** BEGIN Exercise material **

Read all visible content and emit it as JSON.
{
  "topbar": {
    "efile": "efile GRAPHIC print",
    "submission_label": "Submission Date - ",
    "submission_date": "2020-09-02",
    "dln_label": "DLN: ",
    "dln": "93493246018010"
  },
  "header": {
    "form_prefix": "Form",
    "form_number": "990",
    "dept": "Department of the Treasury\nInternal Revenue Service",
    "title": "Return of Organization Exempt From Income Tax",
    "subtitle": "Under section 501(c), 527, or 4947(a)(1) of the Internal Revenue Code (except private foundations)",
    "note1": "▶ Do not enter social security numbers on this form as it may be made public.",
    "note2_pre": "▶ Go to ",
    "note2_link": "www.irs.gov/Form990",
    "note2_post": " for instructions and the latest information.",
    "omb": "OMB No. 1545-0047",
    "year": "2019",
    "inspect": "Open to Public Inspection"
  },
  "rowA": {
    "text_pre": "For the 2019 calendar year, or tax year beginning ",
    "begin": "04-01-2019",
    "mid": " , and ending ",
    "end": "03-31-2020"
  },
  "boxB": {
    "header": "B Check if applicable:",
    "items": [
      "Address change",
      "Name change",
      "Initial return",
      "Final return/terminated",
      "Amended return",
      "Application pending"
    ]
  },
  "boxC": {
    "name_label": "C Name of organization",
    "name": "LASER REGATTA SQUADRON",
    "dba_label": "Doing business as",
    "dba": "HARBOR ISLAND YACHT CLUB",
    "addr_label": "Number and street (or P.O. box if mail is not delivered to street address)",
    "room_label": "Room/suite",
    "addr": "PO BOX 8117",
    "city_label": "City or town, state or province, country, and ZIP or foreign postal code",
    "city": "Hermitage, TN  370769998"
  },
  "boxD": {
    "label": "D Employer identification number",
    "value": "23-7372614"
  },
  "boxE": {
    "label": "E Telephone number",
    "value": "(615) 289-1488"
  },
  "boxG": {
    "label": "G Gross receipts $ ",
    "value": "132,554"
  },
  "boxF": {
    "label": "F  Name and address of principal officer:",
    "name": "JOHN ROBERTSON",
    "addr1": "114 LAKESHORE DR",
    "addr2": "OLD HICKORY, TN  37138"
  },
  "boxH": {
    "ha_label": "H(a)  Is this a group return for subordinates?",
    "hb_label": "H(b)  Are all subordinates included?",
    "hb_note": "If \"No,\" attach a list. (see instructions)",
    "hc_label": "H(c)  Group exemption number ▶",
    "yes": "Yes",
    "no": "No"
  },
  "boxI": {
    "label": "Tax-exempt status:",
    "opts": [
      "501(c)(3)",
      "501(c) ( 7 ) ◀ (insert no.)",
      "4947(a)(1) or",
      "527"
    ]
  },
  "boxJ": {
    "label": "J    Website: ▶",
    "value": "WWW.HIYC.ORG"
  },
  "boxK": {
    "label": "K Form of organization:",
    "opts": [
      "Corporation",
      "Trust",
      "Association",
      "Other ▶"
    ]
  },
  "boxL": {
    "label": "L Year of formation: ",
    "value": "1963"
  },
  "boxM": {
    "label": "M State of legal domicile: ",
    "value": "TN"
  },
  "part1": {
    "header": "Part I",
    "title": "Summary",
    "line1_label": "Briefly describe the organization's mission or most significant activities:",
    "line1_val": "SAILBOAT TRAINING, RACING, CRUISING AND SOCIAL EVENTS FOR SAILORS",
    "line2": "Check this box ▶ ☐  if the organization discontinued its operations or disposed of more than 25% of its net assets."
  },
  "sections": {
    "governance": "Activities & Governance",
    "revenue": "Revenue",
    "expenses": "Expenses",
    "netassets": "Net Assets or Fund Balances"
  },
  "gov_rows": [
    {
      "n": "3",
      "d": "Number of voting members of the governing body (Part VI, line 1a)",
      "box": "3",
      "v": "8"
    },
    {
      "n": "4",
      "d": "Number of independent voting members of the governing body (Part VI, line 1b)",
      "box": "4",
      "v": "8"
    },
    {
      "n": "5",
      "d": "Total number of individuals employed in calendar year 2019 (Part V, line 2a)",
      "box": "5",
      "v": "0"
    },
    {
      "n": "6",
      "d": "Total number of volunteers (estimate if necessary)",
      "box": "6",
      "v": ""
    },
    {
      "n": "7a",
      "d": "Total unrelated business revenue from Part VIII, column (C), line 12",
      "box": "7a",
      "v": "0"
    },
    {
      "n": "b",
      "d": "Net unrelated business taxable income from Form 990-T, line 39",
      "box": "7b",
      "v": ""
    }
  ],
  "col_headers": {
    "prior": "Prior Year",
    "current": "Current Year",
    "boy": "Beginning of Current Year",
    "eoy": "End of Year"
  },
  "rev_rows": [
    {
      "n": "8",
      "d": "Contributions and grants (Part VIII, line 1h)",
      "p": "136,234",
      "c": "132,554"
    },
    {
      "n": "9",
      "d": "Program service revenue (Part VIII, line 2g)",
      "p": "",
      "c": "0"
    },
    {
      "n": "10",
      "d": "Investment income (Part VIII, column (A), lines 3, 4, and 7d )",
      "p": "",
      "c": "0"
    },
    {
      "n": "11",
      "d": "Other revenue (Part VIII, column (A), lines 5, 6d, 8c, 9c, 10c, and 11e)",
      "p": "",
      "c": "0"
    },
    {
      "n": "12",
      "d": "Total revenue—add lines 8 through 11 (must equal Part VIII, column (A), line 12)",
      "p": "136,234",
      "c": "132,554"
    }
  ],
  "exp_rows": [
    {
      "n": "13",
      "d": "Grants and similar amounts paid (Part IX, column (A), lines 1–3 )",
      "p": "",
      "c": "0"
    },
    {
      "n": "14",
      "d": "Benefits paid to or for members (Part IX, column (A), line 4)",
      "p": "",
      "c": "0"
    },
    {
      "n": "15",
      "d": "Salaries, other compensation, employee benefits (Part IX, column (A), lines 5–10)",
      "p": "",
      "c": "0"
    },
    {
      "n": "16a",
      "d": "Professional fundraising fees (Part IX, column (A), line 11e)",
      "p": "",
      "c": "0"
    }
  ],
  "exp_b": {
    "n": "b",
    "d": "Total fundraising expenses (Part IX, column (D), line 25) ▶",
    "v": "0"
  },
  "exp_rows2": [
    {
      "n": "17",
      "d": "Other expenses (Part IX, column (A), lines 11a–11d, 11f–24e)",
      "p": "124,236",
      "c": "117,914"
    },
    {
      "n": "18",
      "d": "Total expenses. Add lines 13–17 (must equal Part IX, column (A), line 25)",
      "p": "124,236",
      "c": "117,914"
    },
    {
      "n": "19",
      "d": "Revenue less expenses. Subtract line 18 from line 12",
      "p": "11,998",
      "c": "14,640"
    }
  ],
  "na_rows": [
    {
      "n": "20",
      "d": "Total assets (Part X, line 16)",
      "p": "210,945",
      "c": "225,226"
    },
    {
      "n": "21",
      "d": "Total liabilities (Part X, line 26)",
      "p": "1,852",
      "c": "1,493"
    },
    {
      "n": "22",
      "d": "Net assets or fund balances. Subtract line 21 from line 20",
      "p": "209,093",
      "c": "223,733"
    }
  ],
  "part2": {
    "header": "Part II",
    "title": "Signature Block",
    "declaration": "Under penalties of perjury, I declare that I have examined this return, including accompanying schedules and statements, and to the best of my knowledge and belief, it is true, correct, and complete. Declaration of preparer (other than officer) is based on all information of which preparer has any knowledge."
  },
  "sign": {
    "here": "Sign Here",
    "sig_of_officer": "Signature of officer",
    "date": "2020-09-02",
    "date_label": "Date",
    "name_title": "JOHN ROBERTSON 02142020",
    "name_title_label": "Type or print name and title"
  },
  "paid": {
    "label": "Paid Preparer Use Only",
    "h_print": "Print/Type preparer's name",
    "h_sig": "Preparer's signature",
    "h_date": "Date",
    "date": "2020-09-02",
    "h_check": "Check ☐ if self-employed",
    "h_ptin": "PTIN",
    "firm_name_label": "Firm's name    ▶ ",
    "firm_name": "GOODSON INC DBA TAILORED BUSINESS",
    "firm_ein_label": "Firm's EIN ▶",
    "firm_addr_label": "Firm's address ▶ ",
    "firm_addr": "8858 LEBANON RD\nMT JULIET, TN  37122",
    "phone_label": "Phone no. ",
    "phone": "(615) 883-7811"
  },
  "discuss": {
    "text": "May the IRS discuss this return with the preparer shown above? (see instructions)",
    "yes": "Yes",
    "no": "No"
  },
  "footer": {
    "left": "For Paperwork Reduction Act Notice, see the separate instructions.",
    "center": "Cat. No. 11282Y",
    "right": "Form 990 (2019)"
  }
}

** END Exercise material **

> [Goal of the exercise]: Pull out every line in the data above that has the word "employed".

> [Response for this exercise]:
      "d": "Total number of individuals employed in calendar year 2019 (Part V, line 2a)",
    "h_check": "Check ☐ if self-employed",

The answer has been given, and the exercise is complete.